(WRITTEN INSTRUCTION) Scan the listing below for the word "servicio" and state how many lines hold it. Write nothing but the number.

(ENTRIES PROVIDED)
^^^^^^^^

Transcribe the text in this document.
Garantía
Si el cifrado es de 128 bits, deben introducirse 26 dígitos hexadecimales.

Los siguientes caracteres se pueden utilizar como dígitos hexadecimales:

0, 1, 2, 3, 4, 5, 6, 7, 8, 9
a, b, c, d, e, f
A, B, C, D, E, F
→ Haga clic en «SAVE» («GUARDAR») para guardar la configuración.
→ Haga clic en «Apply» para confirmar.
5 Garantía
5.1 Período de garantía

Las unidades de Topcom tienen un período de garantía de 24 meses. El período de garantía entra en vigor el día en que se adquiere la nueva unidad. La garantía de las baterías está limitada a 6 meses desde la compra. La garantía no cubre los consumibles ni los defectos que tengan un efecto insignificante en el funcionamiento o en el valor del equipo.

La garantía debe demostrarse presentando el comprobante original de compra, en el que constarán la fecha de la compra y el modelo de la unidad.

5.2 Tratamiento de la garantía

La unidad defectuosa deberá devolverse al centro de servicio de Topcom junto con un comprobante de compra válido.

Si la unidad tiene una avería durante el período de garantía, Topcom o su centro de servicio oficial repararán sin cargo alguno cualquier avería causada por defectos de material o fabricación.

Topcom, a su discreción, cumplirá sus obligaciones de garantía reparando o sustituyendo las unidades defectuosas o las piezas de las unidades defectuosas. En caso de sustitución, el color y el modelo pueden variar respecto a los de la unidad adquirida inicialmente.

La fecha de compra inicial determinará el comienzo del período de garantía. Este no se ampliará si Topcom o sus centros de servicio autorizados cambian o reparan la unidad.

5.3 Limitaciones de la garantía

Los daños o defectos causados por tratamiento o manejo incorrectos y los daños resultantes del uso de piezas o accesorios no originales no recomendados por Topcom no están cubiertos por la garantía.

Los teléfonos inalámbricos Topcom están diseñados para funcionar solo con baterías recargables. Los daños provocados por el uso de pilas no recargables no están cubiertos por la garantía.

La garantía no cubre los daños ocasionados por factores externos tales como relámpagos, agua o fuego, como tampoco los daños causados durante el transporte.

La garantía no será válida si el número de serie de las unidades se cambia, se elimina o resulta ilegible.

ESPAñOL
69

^^^^^^^^

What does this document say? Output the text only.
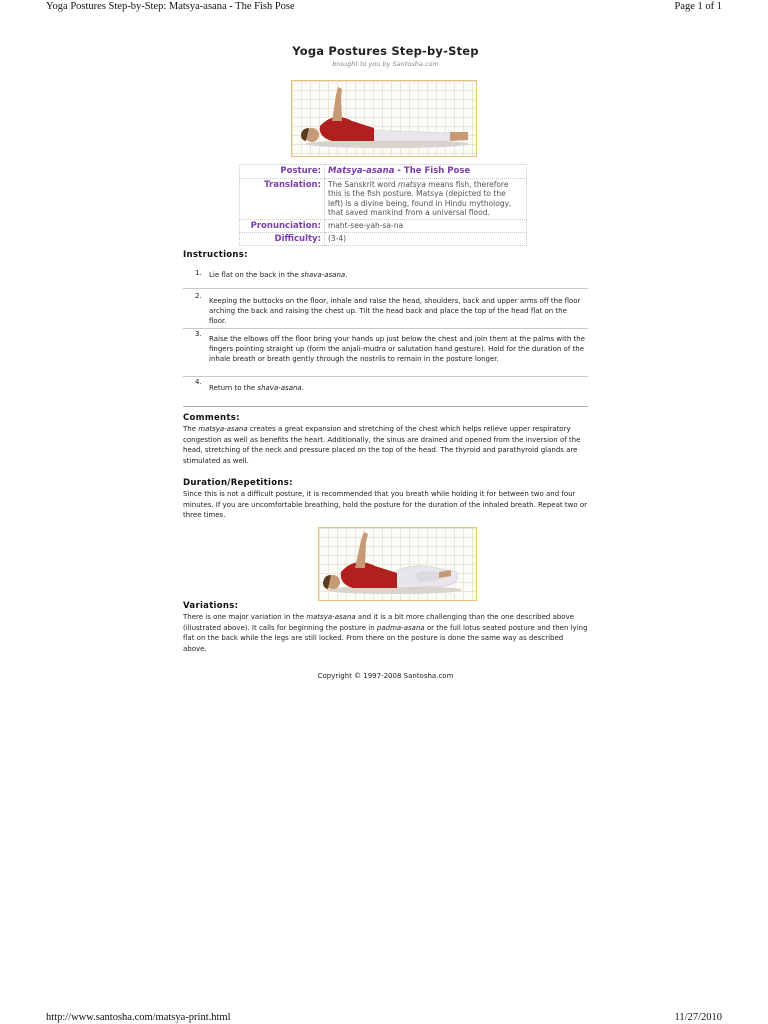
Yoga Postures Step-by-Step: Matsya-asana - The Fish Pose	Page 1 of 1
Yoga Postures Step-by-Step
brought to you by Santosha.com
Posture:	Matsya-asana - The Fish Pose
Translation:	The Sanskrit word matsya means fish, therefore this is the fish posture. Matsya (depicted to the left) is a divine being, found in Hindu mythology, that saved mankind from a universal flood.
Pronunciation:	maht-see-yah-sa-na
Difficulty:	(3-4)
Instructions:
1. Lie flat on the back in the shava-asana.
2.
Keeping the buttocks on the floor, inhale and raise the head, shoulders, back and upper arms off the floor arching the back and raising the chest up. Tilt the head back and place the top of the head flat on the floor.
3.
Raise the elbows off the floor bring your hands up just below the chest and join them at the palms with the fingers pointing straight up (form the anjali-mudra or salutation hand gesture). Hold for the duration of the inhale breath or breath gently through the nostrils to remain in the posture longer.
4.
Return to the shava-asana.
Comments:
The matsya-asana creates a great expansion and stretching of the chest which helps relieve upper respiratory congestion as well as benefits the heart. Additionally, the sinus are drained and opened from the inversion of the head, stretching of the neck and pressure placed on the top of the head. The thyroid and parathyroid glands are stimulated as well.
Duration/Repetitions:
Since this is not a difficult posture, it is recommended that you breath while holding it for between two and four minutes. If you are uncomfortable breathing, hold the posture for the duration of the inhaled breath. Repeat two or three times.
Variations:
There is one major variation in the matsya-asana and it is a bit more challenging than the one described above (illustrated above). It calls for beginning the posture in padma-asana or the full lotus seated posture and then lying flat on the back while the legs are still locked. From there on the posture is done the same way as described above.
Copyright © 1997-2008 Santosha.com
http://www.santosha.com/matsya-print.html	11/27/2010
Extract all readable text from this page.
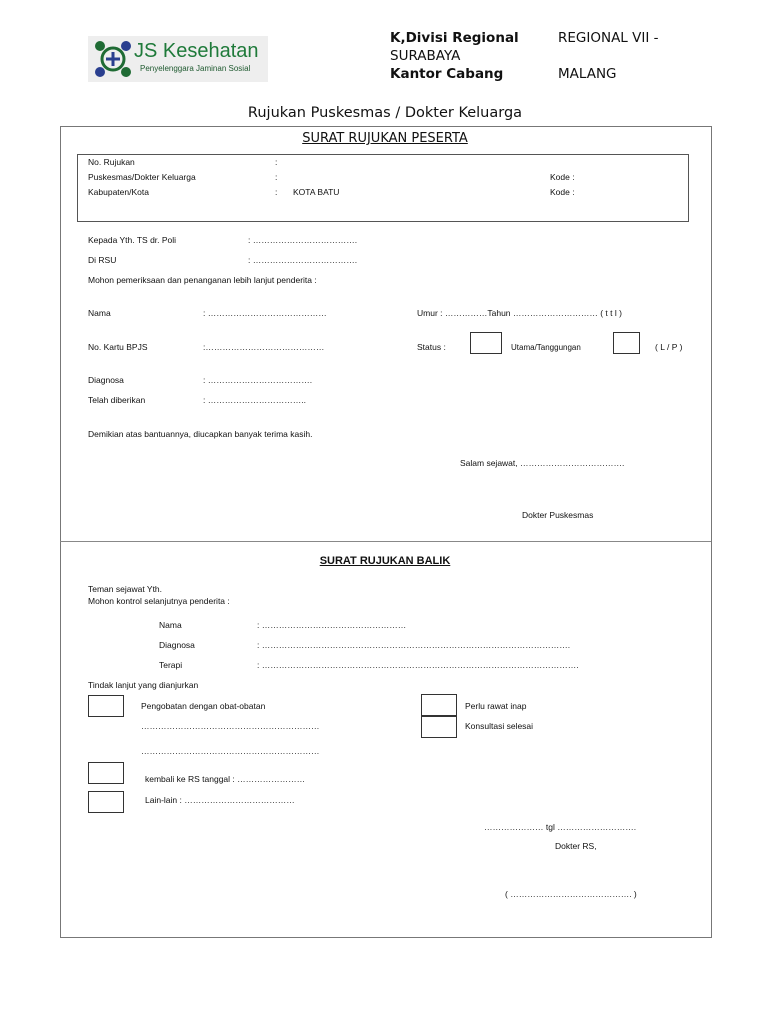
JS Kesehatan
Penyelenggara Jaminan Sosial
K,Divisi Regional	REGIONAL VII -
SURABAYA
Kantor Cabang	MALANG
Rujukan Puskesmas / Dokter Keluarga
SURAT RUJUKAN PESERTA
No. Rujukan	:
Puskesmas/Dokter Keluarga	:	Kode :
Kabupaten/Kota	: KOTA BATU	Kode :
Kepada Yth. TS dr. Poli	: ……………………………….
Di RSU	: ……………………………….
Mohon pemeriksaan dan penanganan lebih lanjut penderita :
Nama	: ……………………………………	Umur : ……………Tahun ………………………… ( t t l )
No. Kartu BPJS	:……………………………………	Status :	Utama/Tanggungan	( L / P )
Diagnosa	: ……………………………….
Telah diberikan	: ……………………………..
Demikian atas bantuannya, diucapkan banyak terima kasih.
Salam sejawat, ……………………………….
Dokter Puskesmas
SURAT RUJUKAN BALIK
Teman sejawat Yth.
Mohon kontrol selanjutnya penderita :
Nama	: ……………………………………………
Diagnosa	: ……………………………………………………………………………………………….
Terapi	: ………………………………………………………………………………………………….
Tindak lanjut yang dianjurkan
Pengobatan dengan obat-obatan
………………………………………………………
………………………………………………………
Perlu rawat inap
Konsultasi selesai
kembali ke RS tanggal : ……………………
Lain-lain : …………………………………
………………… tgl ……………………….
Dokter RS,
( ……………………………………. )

^^^^^^^^

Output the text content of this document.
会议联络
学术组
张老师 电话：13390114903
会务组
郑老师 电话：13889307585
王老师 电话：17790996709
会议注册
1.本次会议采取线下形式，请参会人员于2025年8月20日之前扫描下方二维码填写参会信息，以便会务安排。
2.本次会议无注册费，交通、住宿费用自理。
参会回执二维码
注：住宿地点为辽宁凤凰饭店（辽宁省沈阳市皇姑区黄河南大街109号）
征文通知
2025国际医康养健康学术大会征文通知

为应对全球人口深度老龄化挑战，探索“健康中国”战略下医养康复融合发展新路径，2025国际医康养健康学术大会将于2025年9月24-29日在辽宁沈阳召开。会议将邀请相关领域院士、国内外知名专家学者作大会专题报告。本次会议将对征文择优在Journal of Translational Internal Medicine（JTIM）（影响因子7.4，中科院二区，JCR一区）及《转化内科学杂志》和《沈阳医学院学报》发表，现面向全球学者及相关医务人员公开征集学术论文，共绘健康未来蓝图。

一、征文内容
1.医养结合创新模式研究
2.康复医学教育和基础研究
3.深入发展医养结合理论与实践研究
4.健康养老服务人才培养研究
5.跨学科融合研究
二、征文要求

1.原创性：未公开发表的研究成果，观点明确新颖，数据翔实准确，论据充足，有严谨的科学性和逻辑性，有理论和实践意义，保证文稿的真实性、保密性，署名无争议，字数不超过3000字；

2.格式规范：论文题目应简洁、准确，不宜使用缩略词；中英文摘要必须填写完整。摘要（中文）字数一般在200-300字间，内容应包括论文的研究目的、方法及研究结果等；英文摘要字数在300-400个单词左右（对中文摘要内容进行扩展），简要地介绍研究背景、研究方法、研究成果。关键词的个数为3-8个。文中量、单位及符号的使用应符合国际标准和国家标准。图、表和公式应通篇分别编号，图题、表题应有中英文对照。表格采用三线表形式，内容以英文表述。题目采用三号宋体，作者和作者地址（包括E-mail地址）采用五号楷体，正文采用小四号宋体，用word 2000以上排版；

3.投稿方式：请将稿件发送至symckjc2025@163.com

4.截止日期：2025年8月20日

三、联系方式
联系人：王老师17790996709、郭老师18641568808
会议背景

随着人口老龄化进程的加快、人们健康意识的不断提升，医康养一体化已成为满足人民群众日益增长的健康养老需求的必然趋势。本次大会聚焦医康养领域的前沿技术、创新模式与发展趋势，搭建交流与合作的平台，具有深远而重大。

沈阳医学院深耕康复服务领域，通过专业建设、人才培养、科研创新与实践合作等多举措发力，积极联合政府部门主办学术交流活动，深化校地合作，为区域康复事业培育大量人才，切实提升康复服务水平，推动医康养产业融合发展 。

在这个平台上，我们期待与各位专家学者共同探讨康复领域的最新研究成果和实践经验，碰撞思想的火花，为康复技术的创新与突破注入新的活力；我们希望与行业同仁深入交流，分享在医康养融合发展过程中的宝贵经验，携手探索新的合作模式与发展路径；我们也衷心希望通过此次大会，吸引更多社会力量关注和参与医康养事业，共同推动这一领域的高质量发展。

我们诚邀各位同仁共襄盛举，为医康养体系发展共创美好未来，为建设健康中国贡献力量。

^^^^^^^^

(SOLVED PROBLEM) 3